_Description of the task_. List each line in which the string "Sizes" appears.

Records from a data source
+ + +

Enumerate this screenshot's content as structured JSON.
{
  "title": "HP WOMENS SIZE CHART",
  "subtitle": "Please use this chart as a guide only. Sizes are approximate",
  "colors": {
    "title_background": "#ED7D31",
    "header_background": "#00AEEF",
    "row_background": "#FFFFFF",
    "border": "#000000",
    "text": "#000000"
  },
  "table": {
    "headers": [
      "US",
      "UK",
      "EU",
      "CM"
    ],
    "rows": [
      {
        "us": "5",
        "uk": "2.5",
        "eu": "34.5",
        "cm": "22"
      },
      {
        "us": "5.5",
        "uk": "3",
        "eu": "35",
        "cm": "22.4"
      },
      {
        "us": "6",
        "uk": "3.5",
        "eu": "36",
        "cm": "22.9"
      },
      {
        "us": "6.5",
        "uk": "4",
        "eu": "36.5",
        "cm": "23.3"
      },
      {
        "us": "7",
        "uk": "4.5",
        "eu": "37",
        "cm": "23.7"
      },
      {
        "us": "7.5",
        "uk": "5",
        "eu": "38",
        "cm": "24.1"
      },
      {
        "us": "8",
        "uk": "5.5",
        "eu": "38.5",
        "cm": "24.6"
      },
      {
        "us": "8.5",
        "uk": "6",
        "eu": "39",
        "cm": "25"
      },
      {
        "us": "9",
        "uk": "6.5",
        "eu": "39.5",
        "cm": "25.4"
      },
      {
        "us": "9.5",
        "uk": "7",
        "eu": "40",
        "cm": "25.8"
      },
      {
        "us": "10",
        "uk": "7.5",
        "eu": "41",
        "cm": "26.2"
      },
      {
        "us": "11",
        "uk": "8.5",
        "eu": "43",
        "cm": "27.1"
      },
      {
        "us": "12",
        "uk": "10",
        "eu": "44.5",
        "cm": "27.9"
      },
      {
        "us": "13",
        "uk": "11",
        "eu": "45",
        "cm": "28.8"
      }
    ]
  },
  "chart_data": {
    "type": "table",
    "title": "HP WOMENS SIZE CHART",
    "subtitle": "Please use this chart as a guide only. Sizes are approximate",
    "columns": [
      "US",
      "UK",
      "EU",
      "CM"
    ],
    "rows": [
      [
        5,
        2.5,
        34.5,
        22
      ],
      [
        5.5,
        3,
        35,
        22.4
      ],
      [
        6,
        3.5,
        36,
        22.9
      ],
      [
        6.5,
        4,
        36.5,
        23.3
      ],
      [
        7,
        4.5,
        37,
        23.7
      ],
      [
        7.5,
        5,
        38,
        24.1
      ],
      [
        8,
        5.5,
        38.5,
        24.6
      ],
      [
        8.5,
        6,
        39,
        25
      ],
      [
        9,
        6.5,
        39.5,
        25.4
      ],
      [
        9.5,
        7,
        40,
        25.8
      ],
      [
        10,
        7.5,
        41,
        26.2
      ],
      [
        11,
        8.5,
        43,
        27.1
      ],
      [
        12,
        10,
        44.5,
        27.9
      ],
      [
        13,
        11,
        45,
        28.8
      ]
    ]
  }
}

+ + +

_Problem solution_.
  "subtitle": "Please use this chart as a guide only. Sizes are approximate",
    "subtitle": "Please use this chart as a guide only. Sizes are approximate",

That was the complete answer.